Studio album by Garaj Mahal
- Released: November 18, 2003
- Recorded: October 8, 2000–May 8, 2001
- Studio: In The Pocket, Talcott Mountain, The Plant, Phelps, Fluffland
- Genre: Jazz fusion
- Length: 47:22
- Label: Harmonized
- Producer: Garaj Mahal, Christian Weyers

Garaj Mahal chronology
| Live Vol. 3 (2003) | Mondo Garaj (2003) | Blueberry Cave (2005) |

= Mondo Garaj =

Mondo Garaj is the debut studio album and fourth album by jazz fusion band Garaj Mahal.

The album was recorded in late 2000 and early 2001 at In The Pocket Studio in Sonoma County, CA, then mixed/mastered over 2001 and 2002 at Talcott Mountain Studio in Simsbury, CT, The Plant Studios in Sausalito, CA, Phelps Studios in San Francisco, CA, and Fluffland Studio in San Anselmo, CA, and finally released in 2003 on Harmonized Records.

To do —
1. In the album description, on which record label was Mondo Garaj released?
2. Reproduce the album description word for word, from "Mondo Garaj is" to "on Harmonized Records.".

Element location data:
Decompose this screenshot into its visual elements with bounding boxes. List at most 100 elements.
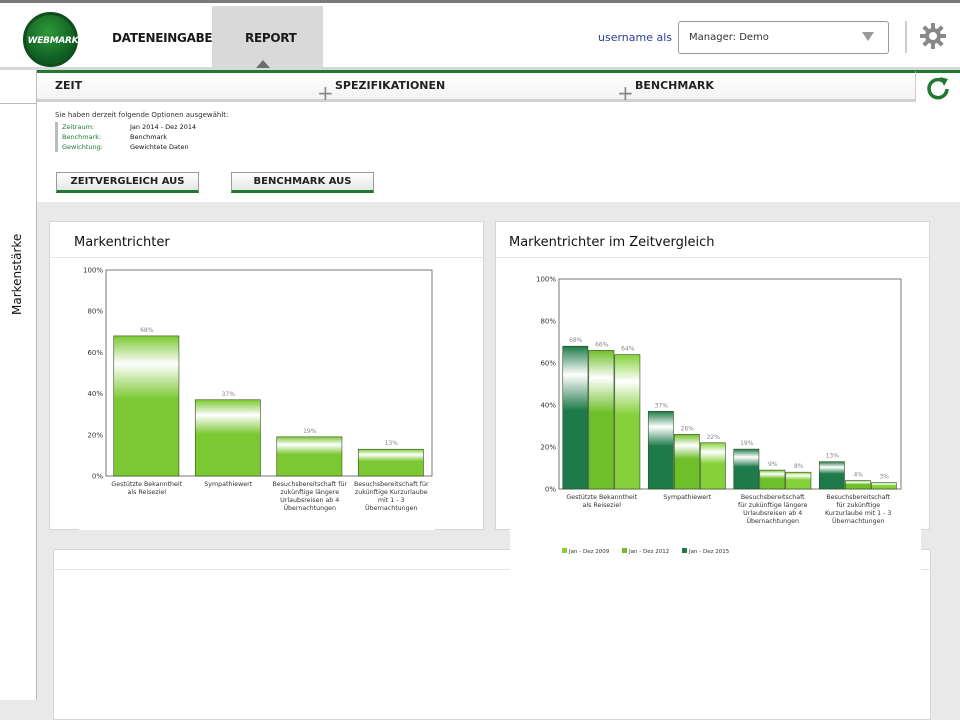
chart-svg: 0% 20% 40% 60% 80% 100% 68% Gestützte Bekannthe… bbox=[83, 267, 433, 512]
x-tick-label: Besuchsbereitschaft für bbox=[272, 481, 347, 488]
top-bar: WEBMARK DATENEINGABE REPORT username als… bbox=[0, 0, 960, 70]
bar-value-label: 64% bbox=[621, 346, 635, 353]
bar bbox=[113, 335, 180, 477]
card-title: Markentrichter bbox=[74, 235, 170, 250]
x-tick-label: Besuchsbereitschaft für bbox=[354, 481, 429, 488]
nav-dateneingabe[interactable]: DATENEINGABE bbox=[112, 31, 213, 45]
bar-value-label: 19% bbox=[303, 428, 317, 435]
x-tick-label: als Reiseziel bbox=[583, 502, 622, 509]
chart-svg: 0% 20% 40% 60% 80% 100% 68% 66% 64% Gestützte Bek… bbox=[536, 276, 902, 555]
x-tick-label: mit 1 - 3 bbox=[378, 497, 405, 504]
nav-report[interactable]: REPORT bbox=[245, 31, 297, 45]
option-value: Benchmark bbox=[130, 133, 168, 141]
card-header: Markentrichter bbox=[50, 222, 483, 258]
y-tick-label: 100% bbox=[536, 276, 556, 284]
bar bbox=[699, 442, 726, 490]
x-tick-label: Übernachtungen bbox=[283, 503, 336, 512]
option-key: Benchmark: bbox=[62, 133, 102, 141]
y-tick-label: 20% bbox=[87, 431, 103, 439]
markentrichter-chart: 0% 20% 40% 60% 80% 100% 68% Gestützte Bekannthe… bbox=[79, 264, 435, 530]
y-tick-label: 0% bbox=[92, 473, 103, 481]
option-row: Benchmark: Benchmark bbox=[62, 132, 196, 142]
y-tick-label: 100% bbox=[83, 267, 103, 275]
benchmark-aus-button[interactable]: BENCHMARK AUS bbox=[231, 172, 374, 193]
x-tick-label: zukünftige längere bbox=[280, 489, 339, 496]
bar-value-label: 3% bbox=[879, 474, 889, 481]
filter-bar: ZEIT + SPEZIFIKATIONEN + BENCHMARK bbox=[37, 70, 960, 103]
y-tick-label: 60% bbox=[87, 349, 103, 357]
option-key: Zeitraum: bbox=[62, 123, 95, 131]
filter-tabs: ZEIT + SPEZIFIKATIONEN + BENCHMARK bbox=[37, 70, 915, 103]
y-tick-label: 20% bbox=[540, 444, 556, 452]
legend-label: Jan - Dez 2012 bbox=[628, 549, 669, 555]
option-key: Gewichtung: bbox=[62, 143, 103, 151]
x-tick-label: als Reiseziel bbox=[128, 489, 167, 496]
option-value: Jan 2014 - Dez 2014 bbox=[130, 123, 197, 131]
divider bbox=[905, 21, 907, 53]
manager-select-value: Manager: Demo bbox=[689, 32, 769, 43]
tab-spezifikationen[interactable]: SPEZIFIKATIONEN bbox=[335, 79, 445, 92]
bar bbox=[647, 411, 674, 490]
sidebar: Markenstärke bbox=[0, 70, 37, 700]
options-title: Sie haben derzeit folgende Optionen ausg… bbox=[55, 111, 229, 119]
bar bbox=[759, 469, 786, 490]
option-value: Gewichtete Daten bbox=[130, 143, 189, 151]
bar-value-label: 9% bbox=[768, 461, 778, 468]
bar bbox=[818, 461, 845, 490]
refresh-icon bbox=[927, 77, 949, 100]
bar bbox=[673, 434, 700, 490]
legend-label: Jan - Dez 2015 bbox=[688, 549, 730, 555]
card-title: Markentrichter im Zeitvergleich bbox=[509, 235, 715, 250]
gear-icon[interactable] bbox=[920, 23, 946, 49]
plus-icon[interactable]: + bbox=[317, 83, 334, 103]
chevron-down-icon bbox=[862, 32, 874, 41]
sidebar-item-markenstaerke[interactable]: Markenstärke bbox=[10, 234, 24, 315]
x-tick-label: Sympathiewert bbox=[663, 494, 711, 501]
manager-select[interactable]: Manager: Demo bbox=[678, 21, 889, 54]
option-row: Gewichtung: Gewichtete Daten bbox=[62, 142, 196, 152]
legend-swatch bbox=[622, 548, 627, 553]
bar bbox=[733, 448, 760, 490]
x-tick-label: Gestützte Bekanntheit bbox=[111, 481, 182, 488]
webmark-logo[interactable]: WEBMARK bbox=[23, 12, 79, 67]
option-row: Zeitraum: Jan 2014 - Dez 2014 bbox=[62, 122, 196, 132]
plus-icon[interactable]: + bbox=[617, 83, 634, 103]
zeitvergleich-aus-button[interactable]: ZEITVERGLEICH AUS bbox=[56, 172, 199, 193]
legend-swatch bbox=[562, 548, 567, 553]
x-tick-label: Übernachtungen bbox=[746, 516, 799, 525]
username-label: username als bbox=[598, 31, 673, 44]
bar-value-label: 37% bbox=[655, 402, 669, 409]
y-tick-label: 80% bbox=[540, 318, 556, 326]
tab-zeit[interactable]: ZEIT bbox=[55, 79, 82, 92]
bar bbox=[276, 436, 343, 477]
bar-value-label: 68% bbox=[569, 337, 583, 344]
bar-value-label: 37% bbox=[222, 391, 236, 398]
options-list: Zeitraum: Jan 2014 - Dez 2014 Benchmark: B… bbox=[55, 122, 196, 152]
sidebar-divider bbox=[0, 103, 36, 104]
bar-value-label: 13% bbox=[385, 440, 399, 447]
x-tick-label: für zukünftige bbox=[836, 502, 880, 509]
bar-value-label: 66% bbox=[595, 341, 609, 348]
y-tick-label: 40% bbox=[540, 402, 556, 410]
bar-value-label: 22% bbox=[707, 434, 721, 441]
x-tick-label: Besuchsbereitschaft bbox=[826, 494, 890, 501]
refresh-button[interactable] bbox=[915, 70, 960, 102]
logo-text: WEBMARK bbox=[27, 36, 79, 46]
markentrichter-zeitvergleich-chart: 0% 20% 40% 60% 80% 100% 68% 66% 64% Gestützte Bek… bbox=[510, 262, 921, 575]
bar bbox=[357, 448, 424, 477]
y-tick-label: 60% bbox=[540, 360, 556, 368]
bar bbox=[614, 354, 641, 490]
tab-benchmark[interactable]: BENCHMARK bbox=[635, 79, 714, 92]
bar-value-label: 8% bbox=[794, 463, 804, 470]
x-tick-label: Besuchsbereitschaft bbox=[741, 494, 805, 501]
x-tick-label: zukünftige Kurzurlaube bbox=[355, 489, 428, 496]
bar bbox=[844, 480, 871, 490]
bar bbox=[562, 345, 589, 490]
x-tick-label: Übernachtungen bbox=[365, 503, 418, 512]
legend-label: Jan - Dez 2009 bbox=[568, 549, 610, 555]
bar-value-label: 26% bbox=[681, 425, 695, 432]
legend-swatch bbox=[682, 548, 687, 553]
x-tick-label: Kurzurlaube mit 1 - 3 bbox=[825, 510, 891, 517]
active-tab-caret-icon bbox=[256, 60, 270, 68]
bar-value-label: 13% bbox=[826, 453, 840, 460]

Answers for the exercise —
1. Harmonized Records

2.
Mondo Garaj is the debut studio album and fourth album by jazz fusion band Garaj Mahal.

The album was recorded in late 2000 and early 2001 at In The Pocket Studio in Sonoma County, CA, then mixed/mastered over 2001 and 2002 at Talcott Mountain Studio in Simsbury, CT, The Plant Studios in Sausalito, CA, Phelps Studios in San Francisco, CA, and Fluffland Studio in San Anselmo, CA, and finally released in 2003 on Harmonized Records.